Copy the data precisely, keeping every character.

(Recorded data)
══════
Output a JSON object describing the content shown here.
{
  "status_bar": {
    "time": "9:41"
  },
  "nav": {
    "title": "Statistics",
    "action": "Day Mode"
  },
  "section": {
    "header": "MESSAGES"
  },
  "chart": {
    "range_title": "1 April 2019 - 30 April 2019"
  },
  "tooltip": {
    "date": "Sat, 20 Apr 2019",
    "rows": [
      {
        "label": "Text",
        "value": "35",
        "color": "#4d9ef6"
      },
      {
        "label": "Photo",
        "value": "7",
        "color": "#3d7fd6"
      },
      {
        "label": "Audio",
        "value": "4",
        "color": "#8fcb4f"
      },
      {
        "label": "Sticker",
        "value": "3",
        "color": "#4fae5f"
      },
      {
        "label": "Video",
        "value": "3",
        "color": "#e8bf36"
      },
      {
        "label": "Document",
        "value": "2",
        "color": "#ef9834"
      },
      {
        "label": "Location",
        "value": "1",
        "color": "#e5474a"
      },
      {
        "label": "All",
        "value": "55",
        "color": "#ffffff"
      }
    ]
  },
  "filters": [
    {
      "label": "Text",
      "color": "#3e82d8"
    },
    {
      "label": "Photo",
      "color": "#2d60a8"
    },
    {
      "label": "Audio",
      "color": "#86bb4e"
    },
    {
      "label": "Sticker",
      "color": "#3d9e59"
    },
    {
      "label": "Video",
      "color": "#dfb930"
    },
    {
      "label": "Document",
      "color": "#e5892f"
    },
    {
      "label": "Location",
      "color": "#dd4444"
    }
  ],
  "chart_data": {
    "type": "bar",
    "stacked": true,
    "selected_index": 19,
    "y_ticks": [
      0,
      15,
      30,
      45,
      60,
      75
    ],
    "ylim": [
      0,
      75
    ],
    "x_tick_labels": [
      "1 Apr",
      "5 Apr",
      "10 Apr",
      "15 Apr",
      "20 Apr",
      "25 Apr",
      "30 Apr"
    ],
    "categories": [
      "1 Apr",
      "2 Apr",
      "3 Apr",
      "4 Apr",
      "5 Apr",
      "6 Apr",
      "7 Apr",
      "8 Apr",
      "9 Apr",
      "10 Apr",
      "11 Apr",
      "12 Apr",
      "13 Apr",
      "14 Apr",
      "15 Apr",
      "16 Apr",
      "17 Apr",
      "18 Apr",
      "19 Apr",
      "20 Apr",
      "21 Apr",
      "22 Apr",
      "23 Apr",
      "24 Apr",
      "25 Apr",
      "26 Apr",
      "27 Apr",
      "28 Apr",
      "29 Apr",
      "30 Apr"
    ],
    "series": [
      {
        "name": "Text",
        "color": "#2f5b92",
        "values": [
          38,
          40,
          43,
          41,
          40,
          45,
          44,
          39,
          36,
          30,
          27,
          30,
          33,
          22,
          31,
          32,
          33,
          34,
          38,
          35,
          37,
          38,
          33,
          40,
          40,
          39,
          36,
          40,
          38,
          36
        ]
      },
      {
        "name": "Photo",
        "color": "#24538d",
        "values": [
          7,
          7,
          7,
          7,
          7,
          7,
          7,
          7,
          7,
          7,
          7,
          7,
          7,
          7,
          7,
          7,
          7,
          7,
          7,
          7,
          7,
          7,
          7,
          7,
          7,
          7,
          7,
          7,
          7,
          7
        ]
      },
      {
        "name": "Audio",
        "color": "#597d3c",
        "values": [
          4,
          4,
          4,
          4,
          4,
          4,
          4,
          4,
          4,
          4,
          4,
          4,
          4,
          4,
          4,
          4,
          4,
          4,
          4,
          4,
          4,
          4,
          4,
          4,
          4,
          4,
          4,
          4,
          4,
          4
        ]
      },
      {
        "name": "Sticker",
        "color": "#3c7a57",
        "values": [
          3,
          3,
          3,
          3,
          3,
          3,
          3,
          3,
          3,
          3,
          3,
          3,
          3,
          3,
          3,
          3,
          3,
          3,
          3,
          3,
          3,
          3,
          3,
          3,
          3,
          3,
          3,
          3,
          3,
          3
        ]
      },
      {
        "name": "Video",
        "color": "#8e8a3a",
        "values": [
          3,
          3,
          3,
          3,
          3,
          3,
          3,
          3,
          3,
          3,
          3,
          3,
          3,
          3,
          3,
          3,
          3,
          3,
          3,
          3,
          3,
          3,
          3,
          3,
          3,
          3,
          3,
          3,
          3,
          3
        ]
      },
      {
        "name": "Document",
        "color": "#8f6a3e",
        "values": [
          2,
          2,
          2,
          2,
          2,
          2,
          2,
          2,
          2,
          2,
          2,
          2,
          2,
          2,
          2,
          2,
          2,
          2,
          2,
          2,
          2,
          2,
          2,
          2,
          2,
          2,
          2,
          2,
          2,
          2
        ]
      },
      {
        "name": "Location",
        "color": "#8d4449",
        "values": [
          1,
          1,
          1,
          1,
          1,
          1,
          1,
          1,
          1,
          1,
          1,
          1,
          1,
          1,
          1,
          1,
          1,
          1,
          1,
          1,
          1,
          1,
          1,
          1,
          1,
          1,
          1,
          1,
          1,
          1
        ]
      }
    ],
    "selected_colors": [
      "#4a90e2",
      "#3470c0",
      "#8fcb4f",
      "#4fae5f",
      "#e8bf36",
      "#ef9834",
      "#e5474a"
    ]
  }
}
══════
Written answer ▸
Output a JSON object describing the content shown here.
{
  "status_bar": {
    "time": "9:41"
  },
  "nav": {
    "title": "Statistics",
    "action": "Day Mode"
  },
  "section": {
    "header": "MESSAGES"
  },
  "chart": {
    "range_title": "1 April 2019 - 30 April 2019"
  },
  "tooltip": {
    "date": "Sat, 20 Apr 2019",
    "rows": [
      {
        "label": "Text",
        "value": "35",
        "color": "#4d9ef6"
      },
      {
        "label": "Photo",
        "value": "7",
        "color": "#3d7fd6"
      },
      {
        "label": "Audio",
        "value": "4",
        "color": "#8fcb4f"
      },
      {
        "label": "Sticker",
        "value": "3",
        "color": "#4fae5f"
      },
      {
        "label": "Video",
        "value": "3",
        "color": "#e8bf36"
      },
      {
        "label": "Document",
        "value": "2",
        "color": "#ef9834"
      },
      {
        "label": "Location",
        "value": "1",
        "color": "#e5474a"
      },
      {
        "label": "All",
        "value": "55",
        "color": "#ffffff"
      }
    ]
  },
  "filters": [
    {
      "label": "Text",
      "color": "#3e82d8"
    },
    {
      "label": "Photo",
      "color": "#2d60a8"
    },
    {
      "label": "Audio",
      "color": "#86bb4e"
    },
    {
      "label": "Sticker",
      "color": "#3d9e59"
    },
    {
      "label": "Video",
      "color": "#dfb930"
    },
    {
      "label": "Document",
      "color": "#e5892f"
    },
    {
      "label": "Location",
      "color": "#dd4444"
    }
  ],
  "chart_data": {
    "type": "bar",
    "stacked": true,
    "selected_index": 19,
    "y_ticks": [
      0,
      15,
      30,
      45,
      60,
      75
    ],
    "ylim": [
      0,
      75
    ],
    "x_tick_labels": [
      "1 Apr",
      "5 Apr",
      "10 Apr",
      "15 Apr",
      "20 Apr",
      "25 Apr",
      "30 Apr"
    ],
    "categories": [
      "1 Apr",
      "2 Apr",
      "3 Apr",
      "4 Apr",
      "5 Apr",
      "6 Apr",
      "7 Apr",
      "8 Apr",
      "9 Apr",
      "10 Apr",
      "11 Apr",
      "12 Apr",
      "13 Apr",
      "14 Apr",
      "15 Apr",
      "16 Apr",
      "17 Apr",
      "18 Apr",
      "19 Apr",
      "20 Apr",
      "21 Apr",
      "22 Apr",
      "23 Apr",
      "24 Apr",
      "25 Apr",
      "26 Apr",
      "27 Apr",
      "28 Apr",
      "29 Apr",
      "30 Apr"
    ],
    "series": [
      {
        "name": "Text",
        "color": "#2f5b92",
        "values": [
          38,
          40,
          43,
          41,
          40,
          45,
          44,
          39,
          36,
          30,
          27,
          30,
          33,
          22,
          31,
          32,
          33,
          34,
          38,
          35,
          37,
          38,
          33,
          40,
          40,
          39,
          36,
          40,
          38,
          36
        ]
      },
      {
        "name": "Photo",
        "color": "#24538d",
        "values": [
          7,
          7,
          7,
          7,
          7,
          7,
          7,
          7,
          7,
          7,
          7,
          7,
          7,
          7,
          7,
          7,
          7,
          7,
          7,
          7,
          7,
          7,
          7,
          7,
          7,
          7,
          7,
          7,
          7,
          7
        ]
      },
      {
        "name": "Audio",
        "color": "#597d3c",
        "values": [
          4,
          4,
          4,
          4,
          4,
          4,
          4,
          4,
          4,
          4,
          4,
          4,
          4,
          4,
          4,
          4,
          4,
          4,
          4,
          4,
          4,
          4,
          4,
          4,
          4,
          4,
          4,
          4,
          4,
          4
        ]
      },
      {
        "name": "Sticker",
        "color": "#3c7a57",
        "values": [
          3,
          3,
          3,
          3,
          3,
          3,
          3,
          3,
          3,
          3,
          3,
          3,
          3,
          3,
          3,
          3,
          3,
          3,
          3,
          3,
          3,
          3,
          3,
          3,
          3,
          3,
          3,
          3,
          3,
          3
        ]
      },
      {
        "name": "Video",
        "color": "#8e8a3a",
        "values": [
          3,
          3,
          3,
          3,
          3,
          3,
          3,
          3,
          3,
          3,
          3,
          3,
          3,
          3,
          3,
          3,
          3,
          3,
          3,
          3,
          3,
          3,
          3,
          3,
          3,
          3,
          3,
          3,
          3,
          3
        ]
      },
      {
        "name": "Document",
        "color": "#8f6a3e",
        "values": [
          2,
          2,
          2,
          2,
          2,
          2,
          2,
          2,
          2,
          2,
          2,
          2,
          2,
          2,
          2,
          2,
          2,
          2,
          2,
          2,
          2,
          2,
          2,
          2,
          2,
          2,
          2,
          2,
          2,
          2
        ]
      },
      {
        "name": "Location",
        "color": "#8d4449",
        "values": [
          1,
          1,
          1,
          1,
          1,
          1,
          1,
          1,
          1,
          1,
          1,
          1,
          1,
          1,
          1,
          1,
          1,
          1,
          1,
          1,
          1,
          1,
          1,
          1,
          1,
          1,
          1,
          1,
          1,
          1
        ]
      }
    ],
    "selected_colors": [
      "#4a90e2",
      "#3470c0",
      "#8fcb4f",
      "#4fae5f",
      "#e8bf36",
      "#ef9834",
      "#e5474a"
    ]
  }
}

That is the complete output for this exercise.